Within the material below, find each line bearing the word "Cities" and present it.

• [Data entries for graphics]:
■ ■ ■ ■ ■

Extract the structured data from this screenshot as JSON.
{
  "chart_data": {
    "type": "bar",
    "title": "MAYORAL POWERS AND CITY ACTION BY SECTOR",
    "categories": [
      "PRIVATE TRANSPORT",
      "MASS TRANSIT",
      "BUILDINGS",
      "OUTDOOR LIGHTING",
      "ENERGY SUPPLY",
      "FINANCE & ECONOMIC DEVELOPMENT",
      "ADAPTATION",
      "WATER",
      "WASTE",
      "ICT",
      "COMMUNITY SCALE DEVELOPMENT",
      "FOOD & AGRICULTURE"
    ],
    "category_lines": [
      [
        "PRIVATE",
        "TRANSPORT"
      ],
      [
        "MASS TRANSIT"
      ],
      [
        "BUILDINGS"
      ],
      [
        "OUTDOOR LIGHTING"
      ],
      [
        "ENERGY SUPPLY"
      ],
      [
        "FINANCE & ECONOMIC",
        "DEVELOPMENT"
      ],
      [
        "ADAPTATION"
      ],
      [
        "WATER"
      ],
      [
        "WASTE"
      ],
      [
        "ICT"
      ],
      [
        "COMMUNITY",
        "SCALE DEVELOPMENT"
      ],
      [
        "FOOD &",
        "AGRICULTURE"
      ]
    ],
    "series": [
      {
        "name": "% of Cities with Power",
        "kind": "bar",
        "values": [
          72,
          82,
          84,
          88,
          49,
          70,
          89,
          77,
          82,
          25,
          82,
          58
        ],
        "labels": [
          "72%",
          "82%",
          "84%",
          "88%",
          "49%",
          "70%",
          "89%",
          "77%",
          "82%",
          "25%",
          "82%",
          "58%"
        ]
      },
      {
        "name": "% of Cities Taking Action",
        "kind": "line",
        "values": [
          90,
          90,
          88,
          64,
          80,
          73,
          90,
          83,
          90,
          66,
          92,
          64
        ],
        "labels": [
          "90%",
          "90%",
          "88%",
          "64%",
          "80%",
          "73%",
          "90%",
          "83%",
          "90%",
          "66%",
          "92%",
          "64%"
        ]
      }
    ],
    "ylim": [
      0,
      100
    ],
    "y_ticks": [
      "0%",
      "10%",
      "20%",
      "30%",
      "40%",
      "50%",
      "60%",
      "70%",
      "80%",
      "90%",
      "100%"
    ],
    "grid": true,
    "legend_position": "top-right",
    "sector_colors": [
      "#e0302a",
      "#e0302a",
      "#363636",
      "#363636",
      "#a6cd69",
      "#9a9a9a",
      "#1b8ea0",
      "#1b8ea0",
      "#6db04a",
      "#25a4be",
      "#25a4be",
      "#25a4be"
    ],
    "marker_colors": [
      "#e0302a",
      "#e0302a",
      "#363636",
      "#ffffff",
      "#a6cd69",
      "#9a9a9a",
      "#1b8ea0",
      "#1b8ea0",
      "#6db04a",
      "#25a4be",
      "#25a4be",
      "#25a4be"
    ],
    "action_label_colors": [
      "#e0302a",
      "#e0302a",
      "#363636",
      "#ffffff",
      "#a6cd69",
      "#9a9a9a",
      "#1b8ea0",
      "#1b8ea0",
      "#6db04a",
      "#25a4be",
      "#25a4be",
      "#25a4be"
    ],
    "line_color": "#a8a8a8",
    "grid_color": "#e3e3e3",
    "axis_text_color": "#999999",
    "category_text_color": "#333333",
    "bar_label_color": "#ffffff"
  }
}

■ ■ ■ ■ ■

• [Answer to this task]:
        "name": "% of Cities with Power",
        "name": "% of Cities Taking Action",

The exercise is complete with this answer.